Each record must be retyped in full. No character may differ.

= = = =

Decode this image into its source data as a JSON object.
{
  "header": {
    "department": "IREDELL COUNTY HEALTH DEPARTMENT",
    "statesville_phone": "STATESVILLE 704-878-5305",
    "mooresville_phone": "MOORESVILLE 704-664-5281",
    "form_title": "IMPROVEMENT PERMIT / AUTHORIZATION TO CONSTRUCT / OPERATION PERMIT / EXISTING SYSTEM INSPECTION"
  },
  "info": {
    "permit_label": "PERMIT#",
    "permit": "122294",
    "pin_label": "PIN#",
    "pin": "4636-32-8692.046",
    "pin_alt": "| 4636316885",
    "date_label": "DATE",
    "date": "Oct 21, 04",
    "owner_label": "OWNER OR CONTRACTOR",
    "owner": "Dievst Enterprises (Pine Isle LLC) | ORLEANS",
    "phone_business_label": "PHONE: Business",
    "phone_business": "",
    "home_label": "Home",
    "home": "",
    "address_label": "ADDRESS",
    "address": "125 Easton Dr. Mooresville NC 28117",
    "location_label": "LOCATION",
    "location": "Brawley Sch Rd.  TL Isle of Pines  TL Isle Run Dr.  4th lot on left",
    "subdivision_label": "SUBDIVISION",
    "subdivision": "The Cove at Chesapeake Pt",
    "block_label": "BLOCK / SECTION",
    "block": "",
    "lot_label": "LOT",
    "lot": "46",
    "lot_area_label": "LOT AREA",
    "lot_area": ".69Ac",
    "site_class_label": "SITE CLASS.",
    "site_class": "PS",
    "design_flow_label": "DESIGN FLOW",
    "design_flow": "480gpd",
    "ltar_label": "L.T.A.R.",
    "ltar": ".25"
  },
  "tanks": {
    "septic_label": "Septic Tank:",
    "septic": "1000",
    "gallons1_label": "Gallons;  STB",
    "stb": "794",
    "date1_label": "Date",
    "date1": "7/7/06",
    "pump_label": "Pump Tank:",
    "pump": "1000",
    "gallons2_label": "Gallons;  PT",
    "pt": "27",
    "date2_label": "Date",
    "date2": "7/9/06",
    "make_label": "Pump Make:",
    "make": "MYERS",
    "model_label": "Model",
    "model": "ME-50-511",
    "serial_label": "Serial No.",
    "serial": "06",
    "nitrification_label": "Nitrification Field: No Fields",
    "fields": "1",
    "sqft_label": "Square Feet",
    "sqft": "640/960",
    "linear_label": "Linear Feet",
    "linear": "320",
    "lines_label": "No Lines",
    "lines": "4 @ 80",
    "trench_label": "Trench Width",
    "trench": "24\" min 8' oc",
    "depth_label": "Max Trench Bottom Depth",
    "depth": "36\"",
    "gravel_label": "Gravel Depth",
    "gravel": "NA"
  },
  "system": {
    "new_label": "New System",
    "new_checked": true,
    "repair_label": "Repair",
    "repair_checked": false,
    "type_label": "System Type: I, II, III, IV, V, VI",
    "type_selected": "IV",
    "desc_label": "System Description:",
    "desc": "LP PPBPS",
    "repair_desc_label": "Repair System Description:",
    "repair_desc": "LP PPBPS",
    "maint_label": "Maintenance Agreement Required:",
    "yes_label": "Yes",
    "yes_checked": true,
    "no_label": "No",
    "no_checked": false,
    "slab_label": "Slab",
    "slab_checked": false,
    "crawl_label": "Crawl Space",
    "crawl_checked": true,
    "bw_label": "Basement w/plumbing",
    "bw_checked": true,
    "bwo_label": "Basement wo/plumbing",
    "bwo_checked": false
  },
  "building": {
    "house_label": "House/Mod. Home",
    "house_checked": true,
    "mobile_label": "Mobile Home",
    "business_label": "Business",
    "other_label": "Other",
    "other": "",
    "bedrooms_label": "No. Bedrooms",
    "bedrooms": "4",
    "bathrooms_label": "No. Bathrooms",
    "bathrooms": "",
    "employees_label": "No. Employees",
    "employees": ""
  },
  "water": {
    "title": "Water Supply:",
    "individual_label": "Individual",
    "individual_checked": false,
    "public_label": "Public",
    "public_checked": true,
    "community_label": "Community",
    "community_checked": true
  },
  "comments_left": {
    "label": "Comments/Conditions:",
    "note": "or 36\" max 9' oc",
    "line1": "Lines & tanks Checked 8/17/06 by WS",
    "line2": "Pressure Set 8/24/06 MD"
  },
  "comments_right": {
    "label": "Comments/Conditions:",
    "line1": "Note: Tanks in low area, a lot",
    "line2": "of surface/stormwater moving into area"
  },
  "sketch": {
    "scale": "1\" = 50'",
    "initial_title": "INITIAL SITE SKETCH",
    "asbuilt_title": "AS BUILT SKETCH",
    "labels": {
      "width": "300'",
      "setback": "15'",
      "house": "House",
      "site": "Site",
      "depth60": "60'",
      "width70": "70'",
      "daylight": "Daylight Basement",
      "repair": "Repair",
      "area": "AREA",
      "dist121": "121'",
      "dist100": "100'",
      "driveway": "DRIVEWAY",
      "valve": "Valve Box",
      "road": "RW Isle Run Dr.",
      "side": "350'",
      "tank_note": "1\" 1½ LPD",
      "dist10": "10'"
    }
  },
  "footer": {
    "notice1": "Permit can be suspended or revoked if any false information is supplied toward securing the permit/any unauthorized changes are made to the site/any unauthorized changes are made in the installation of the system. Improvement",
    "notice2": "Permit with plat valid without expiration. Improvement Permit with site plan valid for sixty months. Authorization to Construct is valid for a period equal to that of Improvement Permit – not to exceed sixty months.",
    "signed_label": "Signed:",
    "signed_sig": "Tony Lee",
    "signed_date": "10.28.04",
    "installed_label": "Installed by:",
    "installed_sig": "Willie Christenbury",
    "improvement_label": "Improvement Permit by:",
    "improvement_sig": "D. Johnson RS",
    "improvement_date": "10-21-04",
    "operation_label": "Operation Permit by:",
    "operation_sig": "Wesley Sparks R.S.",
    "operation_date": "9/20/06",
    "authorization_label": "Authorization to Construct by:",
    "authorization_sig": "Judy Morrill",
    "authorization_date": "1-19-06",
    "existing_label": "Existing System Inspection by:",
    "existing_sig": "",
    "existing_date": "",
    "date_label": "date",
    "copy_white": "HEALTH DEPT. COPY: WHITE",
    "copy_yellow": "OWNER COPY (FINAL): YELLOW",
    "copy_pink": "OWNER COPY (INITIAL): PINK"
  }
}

= = = =

• EXERCISE RESPONSE:
Decode this image into its source data as a JSON object.
{
  "header": {
    "department": "IREDELL COUNTY HEALTH DEPARTMENT",
    "statesville_phone": "STATESVILLE 704-878-5305",
    "mooresville_phone": "MOORESVILLE 704-664-5281",
    "form_title": "IMPROVEMENT PERMIT / AUTHORIZATION TO CONSTRUCT / OPERATION PERMIT / EXISTING SYSTEM INSPECTION"
  },
  "info": {
    "permit_label": "PERMIT#",
    "permit": "122294",
    "pin_label": "PIN#",
    "pin": "4636-32-8692.046",
    "pin_alt": "| 4636316885",
    "date_label": "DATE",
    "date": "Oct 21, 04",
    "owner_label": "OWNER OR CONTRACTOR",
    "owner": "Dievst Enterprises (Pine Isle LLC) | ORLEANS",
    "phone_business_label": "PHONE: Business",
    "phone_business": "",
    "home_label": "Home",
    "home": "",
    "address_label": "ADDRESS",
    "address": "125 Easton Dr. Mooresville NC 28117",
    "location_label": "LOCATION",
    "location": "Brawley Sch Rd.  TL Isle of Pines  TL Isle Run Dr.  4th lot on left",
    "subdivision_label": "SUBDIVISION",
    "subdivision": "The Cove at Chesapeake Pt",
    "block_label": "BLOCK / SECTION",
    "block": "",
    "lot_label": "LOT",
    "lot": "46",
    "lot_area_label": "LOT AREA",
    "lot_area": ".69Ac",
    "site_class_label": "SITE CLASS.",
    "site_class": "PS",
    "design_flow_label": "DESIGN FLOW",
    "design_flow": "480gpd",
    "ltar_label": "L.T.A.R.",
    "ltar": ".25"
  },
  "tanks": {
    "septic_label": "Septic Tank:",
    "septic": "1000",
    "gallons1_label": "Gallons;  STB",
    "stb": "794",
    "date1_label": "Date",
    "date1": "7/7/06",
    "pump_label": "Pump Tank:",
    "pump": "1000",
    "gallons2_label": "Gallons;  PT",
    "pt": "27",
    "date2_label": "Date",
    "date2": "7/9/06",
    "make_label": "Pump Make:",
    "make": "MYERS",
    "model_label": "Model",
    "model": "ME-50-511",
    "serial_label": "Serial No.",
    "serial": "06",
    "nitrification_label": "Nitrification Field: No Fields",
    "fields": "1",
    "sqft_label": "Square Feet",
    "sqft": "640/960",
    "linear_label": "Linear Feet",
    "linear": "320",
    "lines_label": "No Lines",
    "lines": "4 @ 80",
    "trench_label": "Trench Width",
    "trench": "24\" min 8' oc",
    "depth_label": "Max Trench Bottom Depth",
    "depth": "36\"",
    "gravel_label": "Gravel Depth",
    "gravel": "NA"
  },
  "system": {
    "new_label": "New System",
    "new_checked": true,
    "repair_label": "Repair",
    "repair_checked": false,
    "type_label": "System Type: I, II, III, IV, V, VI",
    "type_selected": "IV",
    "desc_label": "System Description:",
    "desc": "LP PPBPS",
    "repair_desc_label": "Repair System Description:",
    "repair_desc": "LP PPBPS",
    "maint_label": "Maintenance Agreement Required:",
    "yes_label": "Yes",
    "yes_checked": true,
    "no_label": "No",
    "no_checked": false,
    "slab_label": "Slab",
    "slab_checked": false,
    "crawl_label": "Crawl Space",
    "crawl_checked": true,
    "bw_label": "Basement w/plumbing",
    "bw_checked": true,
    "bwo_label": "Basement wo/plumbing",
    "bwo_checked": false
  },
  "building": {
    "house_label": "House/Mod. Home",
    "house_checked": true,
    "mobile_label": "Mobile Home",
    "business_label": "Business",
    "other_label": "Other",
    "other": "",
    "bedrooms_label": "No. Bedrooms",
    "bedrooms": "4",
    "bathrooms_label": "No. Bathrooms",
    "bathrooms": "",
    "employees_label": "No. Employees",
    "employees": ""
  },
  "water": {
    "title": "Water Supply:",
    "individual_label": "Individual",
    "individual_checked": false,
    "public_label": "Public",
    "public_checked": true,
    "community_label": "Community",
    "community_checked": true
  },
  "comments_left": {
    "label": "Comments/Conditions:",
    "note": "or 36\" max 9' oc",
    "line1": "Lines & tanks Checked 8/17/06 by WS",
    "line2": "Pressure Set 8/24/06 MD"
  },
  "comments_right": {
    "label": "Comments/Conditions:",
    "line1": "Note: Tanks in low area, a lot",
    "line2": "of surface/stormwater moving into area"
  },
  "sketch": {
    "scale": "1\" = 50'",
    "initial_title": "INITIAL SITE SKETCH",
    "asbuilt_title": "AS BUILT SKETCH",
    "labels": {
      "width": "300'",
      "setback": "15'",
      "house": "House",
      "site": "Site",
      "depth60": "60'",
      "width70": "70'",
      "daylight": "Daylight Basement",
      "repair": "Repair",
      "area": "AREA",
      "dist121": "121'",
      "dist100": "100'",
      "driveway": "DRIVEWAY",
      "valve": "Valve Box",
      "road": "RW Isle Run Dr.",
      "side": "350'",
      "tank_note": "1\" 1½ LPD",
      "dist10": "10'"
    }
  },
  "footer": {
    "notice1": "Permit can be suspended or revoked if any false information is supplied toward securing the permit/any unauthorized changes are made to the site/any unauthorized changes are made in the installation of the system. Improvement",
    "notice2": "Permit with plat valid without expiration. Improvement Permit with site plan valid for sixty months. Authorization to Construct is valid for a period equal to that of Improvement Permit – not to exceed sixty months.",
    "signed_label": "Signed:",
    "signed_sig": "Tony Lee",
    "signed_date": "10.28.04",
    "installed_label": "Installed by:",
    "installed_sig": "Willie Christenbury",
    "improvement_label": "Improvement Permit by:",
    "improvement_sig": "D. Johnson RS",
    "improvement_date": "10-21-04",
    "operation_label": "Operation Permit by:",
    "operation_sig": "Wesley Sparks R.S.",
    "operation_date": "9/20/06",
    "authorization_label": "Authorization to Construct by:",
    "authorization_sig": "Judy Morrill",
    "authorization_date": "1-19-06",
    "existing_label": "Existing System Inspection by:",
    "existing_sig": "",
    "existing_date": "",
    "date_label": "date",
    "copy_white": "HEALTH DEPT. COPY: WHITE",
    "copy_yellow": "OWNER COPY (FINAL): YELLOW",
    "copy_pink": "OWNER COPY (INITIAL): PINK"
  }
}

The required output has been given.